## Challenge
Transcribe the listing word for word.

## Entries supplied
§ §

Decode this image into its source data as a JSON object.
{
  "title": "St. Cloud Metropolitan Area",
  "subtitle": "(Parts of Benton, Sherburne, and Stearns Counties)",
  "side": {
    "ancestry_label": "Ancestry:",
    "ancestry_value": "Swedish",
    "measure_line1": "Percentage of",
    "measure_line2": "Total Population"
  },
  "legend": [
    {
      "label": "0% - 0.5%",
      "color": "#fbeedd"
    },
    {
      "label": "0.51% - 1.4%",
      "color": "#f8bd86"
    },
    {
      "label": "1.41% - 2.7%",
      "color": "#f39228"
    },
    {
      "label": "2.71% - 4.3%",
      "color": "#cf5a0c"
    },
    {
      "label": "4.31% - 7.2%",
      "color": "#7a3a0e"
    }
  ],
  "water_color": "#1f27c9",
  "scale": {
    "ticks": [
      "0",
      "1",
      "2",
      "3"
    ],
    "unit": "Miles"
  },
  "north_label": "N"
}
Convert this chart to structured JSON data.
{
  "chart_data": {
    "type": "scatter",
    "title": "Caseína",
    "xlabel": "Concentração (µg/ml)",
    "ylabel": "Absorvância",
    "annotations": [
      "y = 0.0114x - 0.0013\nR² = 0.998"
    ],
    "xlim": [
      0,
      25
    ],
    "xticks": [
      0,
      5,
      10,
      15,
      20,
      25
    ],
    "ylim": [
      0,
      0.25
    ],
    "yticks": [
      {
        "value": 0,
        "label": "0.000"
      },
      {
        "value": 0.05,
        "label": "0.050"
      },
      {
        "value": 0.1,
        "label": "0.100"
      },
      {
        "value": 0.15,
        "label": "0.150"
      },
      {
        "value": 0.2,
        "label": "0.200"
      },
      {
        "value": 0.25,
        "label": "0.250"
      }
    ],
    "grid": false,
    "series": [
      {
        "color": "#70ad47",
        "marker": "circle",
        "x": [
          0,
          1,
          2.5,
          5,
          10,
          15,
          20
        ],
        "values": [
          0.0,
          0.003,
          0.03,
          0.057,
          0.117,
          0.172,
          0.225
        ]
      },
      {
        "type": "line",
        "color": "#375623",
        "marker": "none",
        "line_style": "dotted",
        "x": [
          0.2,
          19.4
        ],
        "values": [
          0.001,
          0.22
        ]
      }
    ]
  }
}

§ §

## Finished exercise
Decode this image into its source data as a JSON object.
{
  "title": "St. Cloud Metropolitan Area",
  "subtitle": "(Parts of Benton, Sherburne, and Stearns Counties)",
  "side": {
    "ancestry_label": "Ancestry:",
    "ancestry_value": "Swedish",
    "measure_line1": "Percentage of",
    "measure_line2": "Total Population"
  },
  "legend": [
    {
      "label": "0% - 0.5%",
      "color": "#fbeedd"
    },
    {
      "label": "0.51% - 1.4%",
      "color": "#f8bd86"
    },
    {
      "label": "1.41% - 2.7%",
      "color": "#f39228"
    },
    {
      "label": "2.71% - 4.3%",
      "color": "#cf5a0c"
    },
    {
      "label": "4.31% - 7.2%",
      "color": "#7a3a0e"
    }
  ],
  "water_color": "#1f27c9",
  "scale": {
    "ticks": [
      "0",
      "1",
      "2",
      "3"
    ],
    "unit": "Miles"
  },
  "north_label": "N"
}
Convert this chart to structured JSON data.
{
  "chart_data": {
    "type": "scatter",
    "title": "Caseína",
    "xlabel": "Concentração (µg/ml)",
    "ylabel": "Absorvância",
    "annotations": [
      "y = 0.0114x - 0.0013\nR² = 0.998"
    ],
    "xlim": [
      0,
      25
    ],
    "xticks": [
      0,
      5,
      10,
      15,
      20,
      25
    ],
    "ylim": [
      0,
      0.25
    ],
    "yticks": [
      {
        "value": 0,
        "label": "0.000"
      },
      {
        "value": 0.05,
        "label": "0.050"
      },
      {
        "value": 0.1,
        "label": "0.100"
      },
      {
        "value": 0.15,
        "label": "0.150"
      },
      {
        "value": 0.2,
        "label": "0.200"
      },
      {
        "value": 0.25,
        "label": "0.250"
      }
    ],
    "grid": false,
    "series": [
      {
        "color": "#70ad47",
        "marker": "circle",
        "x": [
          0,
          1,
          2.5,
          5,
          10,
          15,
          20
        ],
        "values": [
          0.0,
          0.003,
          0.03,
          0.057,
          0.117,
          0.172,
          0.225
        ]
      },
      {
        "type": "line",
        "color": "#375623",
        "marker": "none",
        "line_style": "dotted",
        "x": [
          0.2,
          19.4
        ],
        "values": [
          0.001,
          0.22
        ]
      }
    ]
  }
}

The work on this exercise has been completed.